• **Task description**
Transcribe all of the data exactly. Omit the pictures.

• **Source records**

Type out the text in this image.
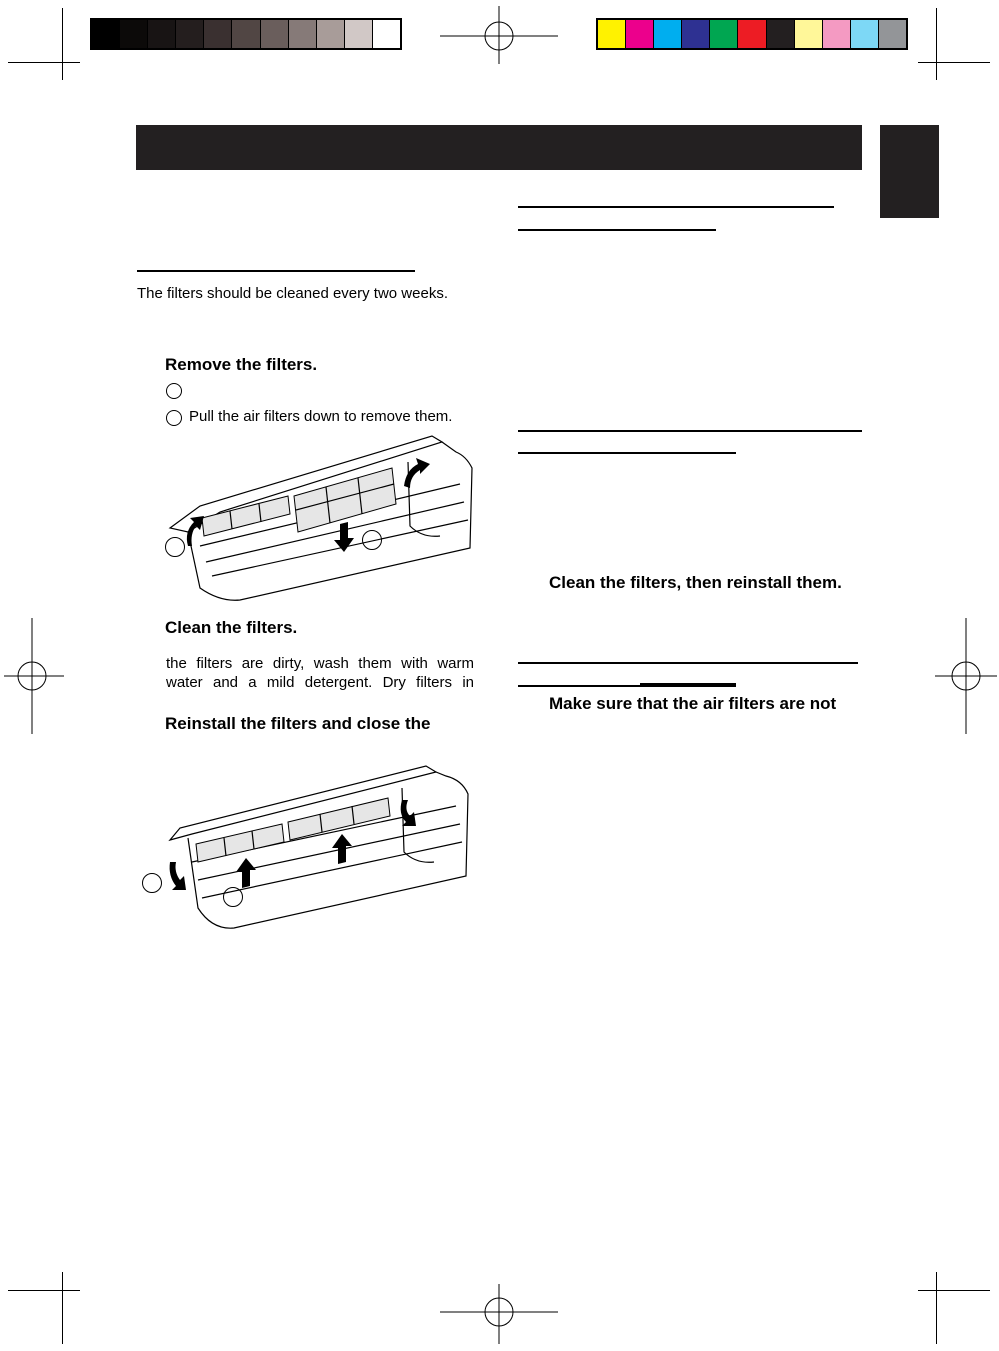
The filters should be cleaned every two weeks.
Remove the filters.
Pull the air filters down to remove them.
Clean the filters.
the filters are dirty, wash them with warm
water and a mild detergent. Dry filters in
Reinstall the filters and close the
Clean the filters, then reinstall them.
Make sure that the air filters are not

• **Answer below**
Type out the text in this image.
The filters should be cleaned every two weeks.
Remove the filters.
Pull the air filters down to remove them.
Clean the filters.
the filters are dirty, wash them with warm
water and a mild detergent. Dry filters in
Reinstall the filters and close the
Clean the filters, then reinstall them.
Make sure that the air filters are not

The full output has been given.